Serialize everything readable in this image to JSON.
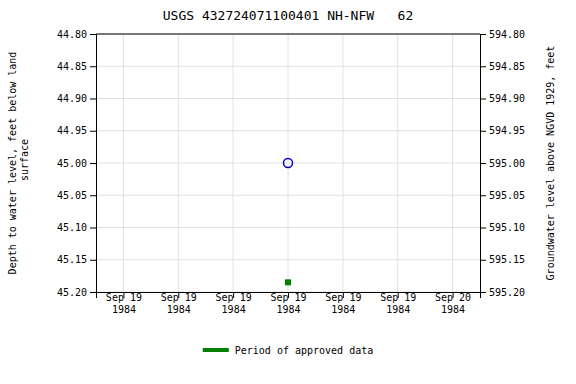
{
  "chart_data": {
    "type": "scatter",
    "title": "USGS 432724071100401 NH-NFW   62",
    "y_label": "Depth to water level, feet below land\n surface",
    "y2_label": "Groundwater level above NGVD 1929, feet",
    "categories": [
      "Sep 19\n1984",
      "Sep 19\n1984",
      "Sep 19\n1984",
      "Sep 19\n1984",
      "Sep 19\n1984",
      "Sep 19\n1984",
      "Sep 20\n1984"
    ],
    "series": [
      {
        "color": "#0000cc",
        "marker": "open-circle",
        "values": [
          null,
          null,
          null,
          45.0,
          null,
          null,
          null
        ]
      },
      {
        "name": "Period of approved data",
        "color": "#008000",
        "marker": "square",
        "values": [
          null,
          null,
          null,
          45.185,
          null,
          null,
          null
        ]
      }
    ],
    "ylim": [
      45.2,
      44.8
    ],
    "yticks": [
      {
        "value": 44.8,
        "label": "44.80"
      },
      {
        "value": 44.85,
        "label": "44.85"
      },
      {
        "value": 44.9,
        "label": "44.90"
      },
      {
        "value": 44.95,
        "label": "44.95"
      },
      {
        "value": 45.0,
        "label": "45.00"
      },
      {
        "value": 45.05,
        "label": "45.05"
      },
      {
        "value": 45.1,
        "label": "45.10"
      },
      {
        "value": 45.15,
        "label": "45.15"
      },
      {
        "value": 45.2,
        "label": "45.20"
      }
    ],
    "y2lim": [
      595.2,
      594.8
    ],
    "y2ticks": [
      {
        "value": 595.2,
        "label": "595.20"
      },
      {
        "value": 595.15,
        "label": "595.15"
      },
      {
        "value": 595.1,
        "label": "595.10"
      },
      {
        "value": 595.05,
        "label": "595.05"
      },
      {
        "value": 595.0,
        "label": "595.00"
      },
      {
        "value": 594.95,
        "label": "594.95"
      },
      {
        "value": 594.9,
        "label": "594.90"
      },
      {
        "value": 594.85,
        "label": "594.85"
      },
      {
        "value": 594.8,
        "label": "594.80"
      }
    ],
    "grid": true,
    "legend": "bottom"
  }
}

-*-

Using the data above, print every line exactly, omitting pictures.

Serialize everything readable in this image to JSON.
{
  "chart_data": {
    "type": "scatter",
    "title": "USGS 432724071100401 NH-NFW   62",
    "y_label": "Depth to water level, feet below land\n surface",
    "y2_label": "Groundwater level above NGVD 1929, feet",
    "categories": [
      "Sep 19\n1984",
      "Sep 19\n1984",
      "Sep 19\n1984",
      "Sep 19\n1984",
      "Sep 19\n1984",
      "Sep 19\n1984",
      "Sep 20\n1984"
    ],
    "series": [
      {
        "color": "#0000cc",
        "marker": "open-circle",
        "values": [
          null,
          null,
          null,
          45.0,
          null,
          null,
          null
        ]
      },
      {
        "name": "Period of approved data",
        "color": "#008000",
        "marker": "square",
        "values": [
          null,
          null,
          null,
          45.185,
          null,
          null,
          null
        ]
      }
    ],
    "ylim": [
      45.2,
      44.8
    ],
    "yticks": [
      {
        "value": 44.8,
        "label": "44.80"
      },
      {
        "value": 44.85,
        "label": "44.85"
      },
      {
        "value": 44.9,
        "label": "44.90"
      },
      {
        "value": 44.95,
        "label": "44.95"
      },
      {
        "value": 45.0,
        "label": "45.00"
      },
      {
        "value": 45.05,
        "label": "45.05"
      },
      {
        "value": 45.1,
        "label": "45.10"
      },
      {
        "value": 45.15,
        "label": "45.15"
      },
      {
        "value": 45.2,
        "label": "45.20"
      }
    ],
    "y2lim": [
      595.2,
      594.8
    ],
    "y2ticks": [
      {
        "value": 595.2,
        "label": "595.20"
      },
      {
        "value": 595.15,
        "label": "595.15"
      },
      {
        "value": 595.1,
        "label": "595.10"
      },
      {
        "value": 595.05,
        "label": "595.05"
      },
      {
        "value": 595.0,
        "label": "595.00"
      },
      {
        "value": 594.95,
        "label": "594.95"
      },
      {
        "value": 594.9,
        "label": "594.90"
      },
      {
        "value": 594.85,
        "label": "594.85"
      },
      {
        "value": 594.8,
        "label": "594.80"
      }
    ],
    "grid": true,
    "legend": "bottom"
  }
}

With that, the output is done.